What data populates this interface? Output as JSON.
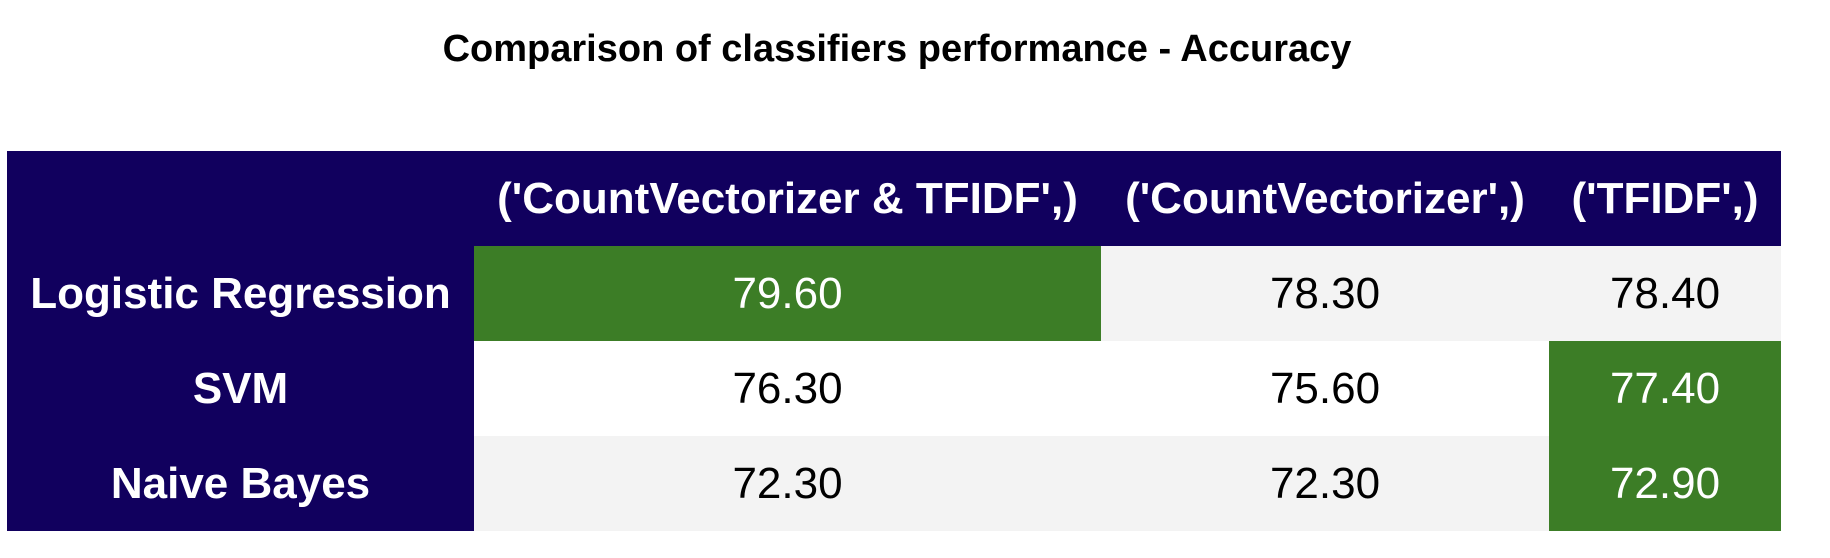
{
  "chart_data": {
    "type": "table",
    "title": "Comparison of classifiers performance - Accuracy",
    "columns": [
      "('CountVectorizer & TFIDF',)",
      "('CountVectorizer',)",
      "('TFIDF',)"
    ],
    "rows": [
      {
        "label": "Logistic Regression",
        "values": [
          "79.60",
          "78.30",
          "78.40"
        ]
      },
      {
        "label": "SVM",
        "values": [
          "76.30",
          "75.60",
          "77.40"
        ]
      },
      {
        "label": "Naive Bayes",
        "values": [
          "72.30",
          "72.30",
          "72.90"
        ]
      }
    ],
    "highlight": "row max"
  },
  "colors": {
    "header_bg": "#11005e",
    "highlight_bg": "#3c7d26",
    "stripe_bg": "#f3f3f3"
  }
}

:::::

* [BRIEF] Return each line that includes "label".

* [FINAL RESULT]
        "label": "Logistic Regression",
        "label": "SVM",
        "label": "Naive Bayes",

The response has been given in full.